# [YOUR OBJECTIVE]
Starting with the line that contains "Output the text content of this document.", write out each line through the end of the listing, unchanged. Output nothing else.

# [TASK MATERIAL]
◆ ◆ ◆ ◆ ◆ ◆ ◆
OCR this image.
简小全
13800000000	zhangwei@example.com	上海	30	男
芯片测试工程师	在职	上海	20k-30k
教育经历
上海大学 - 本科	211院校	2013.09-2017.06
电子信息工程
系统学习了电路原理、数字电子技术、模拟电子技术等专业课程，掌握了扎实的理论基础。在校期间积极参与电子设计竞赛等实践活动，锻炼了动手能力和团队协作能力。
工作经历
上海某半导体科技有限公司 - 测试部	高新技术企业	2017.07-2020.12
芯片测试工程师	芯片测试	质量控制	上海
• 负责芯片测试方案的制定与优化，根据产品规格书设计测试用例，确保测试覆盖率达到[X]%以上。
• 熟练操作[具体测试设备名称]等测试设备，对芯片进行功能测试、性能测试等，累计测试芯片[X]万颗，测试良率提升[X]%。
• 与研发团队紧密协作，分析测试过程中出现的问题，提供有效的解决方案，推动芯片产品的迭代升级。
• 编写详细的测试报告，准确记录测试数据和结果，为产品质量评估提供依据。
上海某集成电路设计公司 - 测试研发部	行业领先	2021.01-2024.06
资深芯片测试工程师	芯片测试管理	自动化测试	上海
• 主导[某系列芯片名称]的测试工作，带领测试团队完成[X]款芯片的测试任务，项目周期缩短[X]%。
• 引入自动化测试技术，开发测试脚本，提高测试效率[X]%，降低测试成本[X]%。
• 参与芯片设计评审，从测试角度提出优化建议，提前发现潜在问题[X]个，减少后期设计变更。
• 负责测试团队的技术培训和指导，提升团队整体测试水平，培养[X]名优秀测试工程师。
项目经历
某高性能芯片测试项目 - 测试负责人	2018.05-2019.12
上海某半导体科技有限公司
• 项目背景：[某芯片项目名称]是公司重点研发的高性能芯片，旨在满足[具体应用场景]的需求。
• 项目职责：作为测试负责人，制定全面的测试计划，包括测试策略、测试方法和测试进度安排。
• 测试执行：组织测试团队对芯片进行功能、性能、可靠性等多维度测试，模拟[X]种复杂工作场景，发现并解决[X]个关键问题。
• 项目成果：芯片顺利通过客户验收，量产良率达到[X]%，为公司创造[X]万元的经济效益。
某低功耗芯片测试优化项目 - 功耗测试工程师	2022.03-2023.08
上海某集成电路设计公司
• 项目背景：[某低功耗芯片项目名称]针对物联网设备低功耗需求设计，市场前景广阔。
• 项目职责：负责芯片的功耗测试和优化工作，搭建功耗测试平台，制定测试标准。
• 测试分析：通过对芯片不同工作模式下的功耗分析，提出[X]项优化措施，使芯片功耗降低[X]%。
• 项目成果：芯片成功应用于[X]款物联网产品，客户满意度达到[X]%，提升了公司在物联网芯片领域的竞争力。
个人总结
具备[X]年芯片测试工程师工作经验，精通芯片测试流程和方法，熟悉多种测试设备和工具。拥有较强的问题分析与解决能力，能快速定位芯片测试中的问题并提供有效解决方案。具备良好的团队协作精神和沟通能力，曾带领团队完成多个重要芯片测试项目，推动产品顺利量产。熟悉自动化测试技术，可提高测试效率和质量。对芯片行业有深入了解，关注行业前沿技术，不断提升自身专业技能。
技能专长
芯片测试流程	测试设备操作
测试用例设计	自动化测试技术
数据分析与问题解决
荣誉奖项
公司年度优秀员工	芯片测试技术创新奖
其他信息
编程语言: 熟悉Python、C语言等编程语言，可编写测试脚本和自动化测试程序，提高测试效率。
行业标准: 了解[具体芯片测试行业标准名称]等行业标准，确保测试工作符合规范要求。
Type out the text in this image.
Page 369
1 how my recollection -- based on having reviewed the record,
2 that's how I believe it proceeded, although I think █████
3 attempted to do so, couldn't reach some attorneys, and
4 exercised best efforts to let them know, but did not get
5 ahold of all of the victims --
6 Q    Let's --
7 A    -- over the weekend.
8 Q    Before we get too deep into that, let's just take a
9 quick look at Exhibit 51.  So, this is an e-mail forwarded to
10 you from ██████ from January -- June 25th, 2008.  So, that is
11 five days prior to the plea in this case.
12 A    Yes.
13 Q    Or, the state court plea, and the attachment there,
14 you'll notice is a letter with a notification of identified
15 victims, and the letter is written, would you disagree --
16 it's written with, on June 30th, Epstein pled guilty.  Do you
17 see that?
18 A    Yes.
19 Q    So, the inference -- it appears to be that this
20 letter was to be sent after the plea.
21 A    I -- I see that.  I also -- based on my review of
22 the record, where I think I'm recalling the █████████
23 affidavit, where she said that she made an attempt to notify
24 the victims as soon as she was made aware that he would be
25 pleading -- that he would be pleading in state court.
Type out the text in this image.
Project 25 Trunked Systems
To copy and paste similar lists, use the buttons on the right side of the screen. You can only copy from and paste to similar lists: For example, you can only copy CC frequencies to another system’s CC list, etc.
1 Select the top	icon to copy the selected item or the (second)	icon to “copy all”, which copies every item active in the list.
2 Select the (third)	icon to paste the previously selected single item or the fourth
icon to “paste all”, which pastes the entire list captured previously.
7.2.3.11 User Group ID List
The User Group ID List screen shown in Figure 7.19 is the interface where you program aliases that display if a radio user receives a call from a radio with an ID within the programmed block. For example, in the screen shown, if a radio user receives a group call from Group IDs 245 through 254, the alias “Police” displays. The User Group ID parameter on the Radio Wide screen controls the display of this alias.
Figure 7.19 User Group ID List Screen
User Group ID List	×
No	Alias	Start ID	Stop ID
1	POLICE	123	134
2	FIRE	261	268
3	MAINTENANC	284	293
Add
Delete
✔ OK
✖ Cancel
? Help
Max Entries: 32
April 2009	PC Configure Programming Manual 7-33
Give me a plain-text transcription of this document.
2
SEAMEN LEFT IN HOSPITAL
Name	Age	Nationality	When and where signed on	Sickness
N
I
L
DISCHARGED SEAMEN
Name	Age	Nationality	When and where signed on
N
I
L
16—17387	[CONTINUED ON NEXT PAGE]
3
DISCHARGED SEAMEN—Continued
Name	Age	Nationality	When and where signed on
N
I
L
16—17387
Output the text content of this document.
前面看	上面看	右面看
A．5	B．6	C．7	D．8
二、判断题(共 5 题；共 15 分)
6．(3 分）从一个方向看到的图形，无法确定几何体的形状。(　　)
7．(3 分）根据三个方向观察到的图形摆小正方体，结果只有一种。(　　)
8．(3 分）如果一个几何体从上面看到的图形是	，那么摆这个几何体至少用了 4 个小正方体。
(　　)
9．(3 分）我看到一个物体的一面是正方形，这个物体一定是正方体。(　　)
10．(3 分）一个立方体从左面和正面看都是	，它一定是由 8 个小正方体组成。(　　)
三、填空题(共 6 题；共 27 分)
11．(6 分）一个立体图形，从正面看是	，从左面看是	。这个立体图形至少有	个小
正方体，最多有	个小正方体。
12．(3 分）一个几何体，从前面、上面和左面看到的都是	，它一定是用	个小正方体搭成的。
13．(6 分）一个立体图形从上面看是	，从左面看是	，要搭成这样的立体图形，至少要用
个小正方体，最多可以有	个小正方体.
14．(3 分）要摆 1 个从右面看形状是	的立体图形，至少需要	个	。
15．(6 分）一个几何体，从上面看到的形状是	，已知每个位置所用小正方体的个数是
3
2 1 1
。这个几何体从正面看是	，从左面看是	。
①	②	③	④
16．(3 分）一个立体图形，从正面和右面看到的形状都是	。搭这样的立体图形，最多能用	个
◆ ◆ ◆ ◆ ◆ ◆ ◆
# [RESULT OF THE TASK]
Output the text content of this document.
前面看	上面看	右面看
A．5	B．6	C．7	D．8
二、判断题(共 5 题；共 15 分)
6．(3 分）从一个方向看到的图形，无法确定几何体的形状。(　　)
7．(3 分）根据三个方向观察到的图形摆小正方体，结果只有一种。(　　)
8．(3 分）如果一个几何体从上面看到的图形是	，那么摆这个几何体至少用了 4 个小正方体。
(　　)
9．(3 分）我看到一个物体的一面是正方形，这个物体一定是正方体。(　　)
10．(3 分）一个立方体从左面和正面看都是	，它一定是由 8 个小正方体组成。(　　)
三、填空题(共 6 题；共 27 分)
11．(6 分）一个立体图形，从正面看是	，从左面看是	。这个立体图形至少有	个小
正方体，最多有	个小正方体。
12．(3 分）一个几何体，从前面、上面和左面看到的都是	，它一定是用	个小正方体搭成的。
13．(6 分）一个立体图形从上面看是	，从左面看是	，要搭成这样的立体图形，至少要用
个小正方体，最多可以有	个小正方体.
14．(3 分）要摆 1 个从右面看形状是	的立体图形，至少需要	个	。
15．(6 分）一个几何体，从上面看到的形状是	，已知每个位置所用小正方体的个数是
3
2 1 1
。这个几何体从正面看是	，从左面看是	。
①	②	③	④
16．(3 分）一个立体图形，从正面和右面看到的形状都是	。搭这样的立体图形，最多能用	个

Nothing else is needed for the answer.